>> Start Dataset rows

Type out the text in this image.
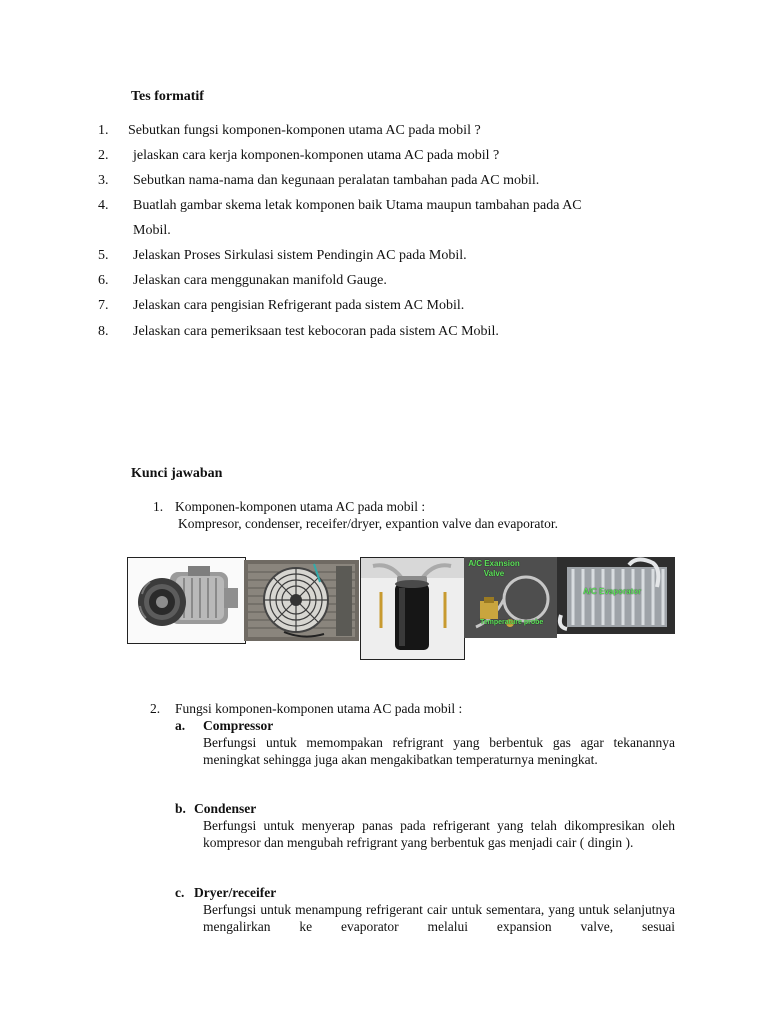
Tes formatif
1. Sebutkan fungsi komponen-komponen utama AC pada mobil ?
2. jelaskan cara kerja komponen-komponen utama AC pada mobil ?
3. Sebutkan nama-nama dan kegunaan peralatan tambahan pada AC mobil.
4. Buatlah gambar skema letak komponen baik Utama maupun tambahan pada AC
Mobil.
5. Jelaskan Proses Sirkulasi sistem Pendingin AC pada Mobil.
6. Jelaskan cara menggunakan manifold Gauge.
7. Jelaskan cara pengisian Refrigerant pada sistem AC Mobil.
8. Jelaskan cara pemeriksaan test kebocoran pada sistem AC Mobil.
Kunci jawaban
1. Komponen-komponen utama AC pada mobil :
Kompresor, condenser, receifer/dryer, expantion valve dan evaporator.
A/C Exansion
Valve
Temperature probe
A/C Evaporator
2. Fungsi komponen-komponen utama AC pada mobil :
a. Compressor
Berfungsi untuk memompakan refrigrant yang berbentuk gas agar tekanannya meningkat sehingga juga akan mengakibatkan temperaturnya meningkat.
b. Condenser
Berfungsi untuk menyerap panas pada refrigerant yang telah dikompresikan oleh kompresor dan mengubah refrigrant yang berbentuk gas menjadi cair ( dingin ).
c. Dryer/receifer
Berfungsi untuk menampung refrigerant cair untuk sementara, yang untuk selanjutnya mengalirkan ke evaporator melalui expansion valve, sesuai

>> End Dataset rows

Pull out every line containing "komponen".

1. Sebutkan fungsi komponen-komponen utama AC pada mobil ?
2. jelaskan cara kerja komponen-komponen utama AC pada mobil ?
4. Buatlah gambar skema letak komponen baik Utama maupun tambahan pada AC
1. Komponen-komponen utama AC pada mobil :
2. Fungsi komponen-komponen utama AC pada mobil :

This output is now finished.